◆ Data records

****************

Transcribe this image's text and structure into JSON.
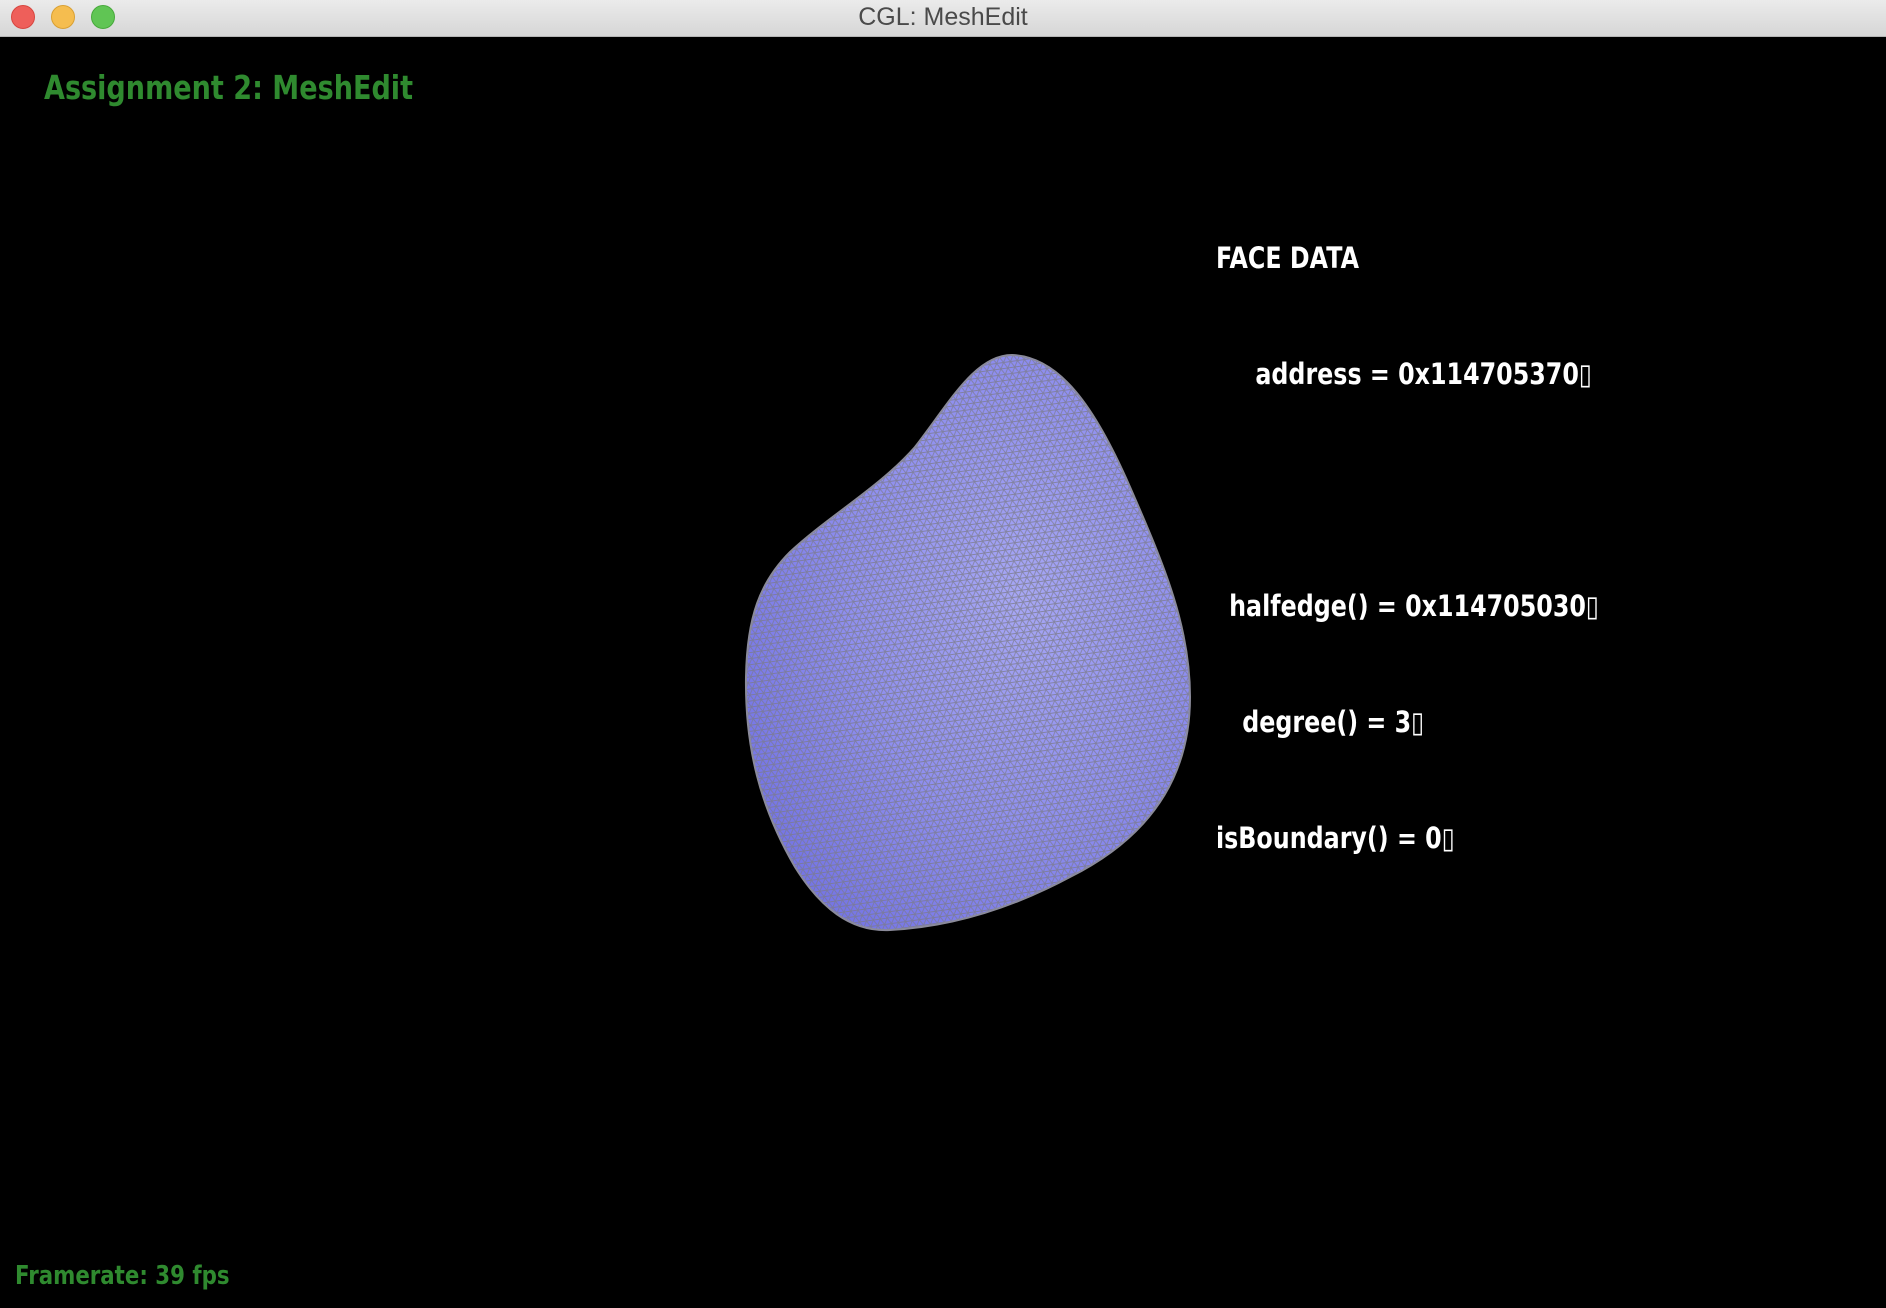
{
  "window": {
    "title": "CGL: MeshEdit"
  },
  "app": {
    "heading": "Assignment 2: MeshEdit"
  },
  "face_data": {
    "header": "FACE DATA",
    "address": "address = 0x114705370▯",
    "halfedge": "halfedge() = 0x114705030▯",
    "degree": "degree() = 3▯",
    "is_boundary": "isBoundary() = 0▯"
  },
  "status": {
    "framerate": "Framerate: 39 fps"
  },
  "colors": {
    "heading_green": "#2f8a2f",
    "mesh_fill": "#8d8df0",
    "mesh_wire": "#7a7a86",
    "background": "#000000"
  }
}
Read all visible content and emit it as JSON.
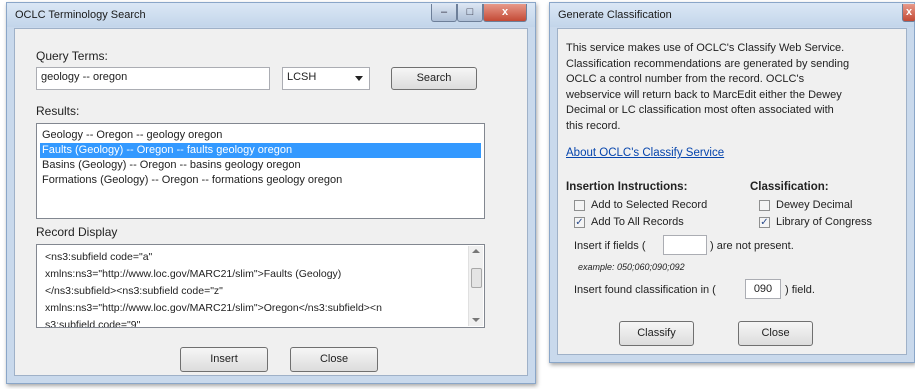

****************

◆ What you are asked to do
Each line in the records above should be reproduced exactly; images are not copied.

◆ Answer in full
Transcribe this image's text and structure into JSON.
{
  "window": {
    "title": "CGL: MeshEdit"
  },
  "app": {
    "heading": "Assignment 2: MeshEdit"
  },
  "face_data": {
    "header": "FACE DATA",
    "address": "address = 0x114705370▯",
    "halfedge": "halfedge() = 0x114705030▯",
    "degree": "degree() = 3▯",
    "is_boundary": "isBoundary() = 0▯"
  },
  "status": {
    "framerate": "Framerate: 39 fps"
  },
  "colors": {
    "heading_green": "#2f8a2f",
    "mesh_fill": "#8d8df0",
    "mesh_wire": "#7a7a86",
    "background": "#000000"
  }
}
Read all visible content and emit it as JSON.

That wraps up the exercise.